## SET EXERCISE:
For each line below that includes the word "лицензии", make a copy.

# # #

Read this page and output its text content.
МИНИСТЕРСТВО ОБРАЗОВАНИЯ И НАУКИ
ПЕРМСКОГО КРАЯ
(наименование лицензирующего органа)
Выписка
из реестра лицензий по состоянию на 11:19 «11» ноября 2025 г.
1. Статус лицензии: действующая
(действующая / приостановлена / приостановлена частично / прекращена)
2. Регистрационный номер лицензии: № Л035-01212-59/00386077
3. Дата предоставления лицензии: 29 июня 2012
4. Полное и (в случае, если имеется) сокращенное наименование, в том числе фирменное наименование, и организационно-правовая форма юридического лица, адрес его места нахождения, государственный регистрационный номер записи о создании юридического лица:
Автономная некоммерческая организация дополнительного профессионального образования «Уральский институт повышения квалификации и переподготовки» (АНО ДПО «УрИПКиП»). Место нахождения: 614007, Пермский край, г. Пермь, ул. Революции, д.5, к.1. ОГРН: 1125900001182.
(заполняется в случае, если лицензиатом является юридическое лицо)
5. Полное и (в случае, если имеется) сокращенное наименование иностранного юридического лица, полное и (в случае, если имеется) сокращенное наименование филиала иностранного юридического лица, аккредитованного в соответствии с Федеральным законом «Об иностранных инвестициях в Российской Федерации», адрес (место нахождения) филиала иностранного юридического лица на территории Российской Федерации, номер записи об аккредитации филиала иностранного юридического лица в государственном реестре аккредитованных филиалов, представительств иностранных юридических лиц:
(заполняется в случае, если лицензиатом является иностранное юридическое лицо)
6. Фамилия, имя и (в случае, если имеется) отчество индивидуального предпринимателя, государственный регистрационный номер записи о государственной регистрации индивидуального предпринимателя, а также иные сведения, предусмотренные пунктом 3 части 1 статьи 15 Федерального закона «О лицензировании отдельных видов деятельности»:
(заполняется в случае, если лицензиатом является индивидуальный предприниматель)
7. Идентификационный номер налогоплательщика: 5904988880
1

# # #

## EXERCISE RESULT:
1. Статус лицензии: действующая
2. Регистрационный номер лицензии: № Л035-01212-59/00386077
3. Дата предоставления лицензии: 29 июня 2012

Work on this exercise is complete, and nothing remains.